### What this task involves
In the material below, count the lines with the word "debts" and state that number only.

### Dataset entries on figures

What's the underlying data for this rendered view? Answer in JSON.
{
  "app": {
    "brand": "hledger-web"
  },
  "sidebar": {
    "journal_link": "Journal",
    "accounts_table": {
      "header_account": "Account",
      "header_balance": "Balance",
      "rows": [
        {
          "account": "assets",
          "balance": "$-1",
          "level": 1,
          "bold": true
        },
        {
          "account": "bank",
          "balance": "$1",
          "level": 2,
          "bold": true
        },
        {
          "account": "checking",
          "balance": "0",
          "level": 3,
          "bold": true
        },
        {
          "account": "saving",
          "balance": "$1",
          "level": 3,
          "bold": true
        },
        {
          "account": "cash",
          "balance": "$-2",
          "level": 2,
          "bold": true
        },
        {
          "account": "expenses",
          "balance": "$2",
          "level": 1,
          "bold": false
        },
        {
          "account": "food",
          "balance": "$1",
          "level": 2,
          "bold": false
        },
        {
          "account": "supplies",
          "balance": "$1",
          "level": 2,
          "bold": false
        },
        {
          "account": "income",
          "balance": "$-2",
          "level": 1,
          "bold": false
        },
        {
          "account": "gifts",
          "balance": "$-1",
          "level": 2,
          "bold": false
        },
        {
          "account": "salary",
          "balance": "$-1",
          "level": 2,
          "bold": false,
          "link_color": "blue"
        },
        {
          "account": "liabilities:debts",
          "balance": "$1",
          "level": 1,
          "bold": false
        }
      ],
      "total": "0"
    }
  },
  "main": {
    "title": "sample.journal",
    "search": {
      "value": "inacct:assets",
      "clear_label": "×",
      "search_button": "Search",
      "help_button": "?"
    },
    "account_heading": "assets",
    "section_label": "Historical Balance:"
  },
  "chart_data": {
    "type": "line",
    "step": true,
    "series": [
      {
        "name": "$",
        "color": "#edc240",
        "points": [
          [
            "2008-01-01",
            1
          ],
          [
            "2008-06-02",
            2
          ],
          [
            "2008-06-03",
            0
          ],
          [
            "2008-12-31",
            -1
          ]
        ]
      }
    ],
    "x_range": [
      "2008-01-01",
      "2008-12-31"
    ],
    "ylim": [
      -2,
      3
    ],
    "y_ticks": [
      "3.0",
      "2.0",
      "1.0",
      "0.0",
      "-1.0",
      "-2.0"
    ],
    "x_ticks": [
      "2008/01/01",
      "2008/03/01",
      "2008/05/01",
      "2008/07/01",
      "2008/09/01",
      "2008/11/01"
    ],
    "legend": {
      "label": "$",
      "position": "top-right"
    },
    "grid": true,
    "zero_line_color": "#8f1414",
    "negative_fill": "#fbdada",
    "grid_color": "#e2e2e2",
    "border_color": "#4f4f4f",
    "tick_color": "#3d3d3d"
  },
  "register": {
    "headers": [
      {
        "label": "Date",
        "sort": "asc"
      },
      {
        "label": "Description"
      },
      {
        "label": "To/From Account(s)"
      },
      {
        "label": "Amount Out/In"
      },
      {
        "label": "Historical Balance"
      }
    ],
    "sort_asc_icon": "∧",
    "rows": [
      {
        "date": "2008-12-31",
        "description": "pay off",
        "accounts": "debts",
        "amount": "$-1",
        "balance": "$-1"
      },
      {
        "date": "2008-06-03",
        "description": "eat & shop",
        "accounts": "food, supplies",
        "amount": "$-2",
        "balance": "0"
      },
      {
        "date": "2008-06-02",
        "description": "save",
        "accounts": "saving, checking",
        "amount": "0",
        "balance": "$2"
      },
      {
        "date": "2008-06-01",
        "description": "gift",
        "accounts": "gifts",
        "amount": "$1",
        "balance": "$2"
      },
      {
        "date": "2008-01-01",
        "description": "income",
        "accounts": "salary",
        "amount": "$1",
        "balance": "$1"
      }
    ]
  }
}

### Written reply
2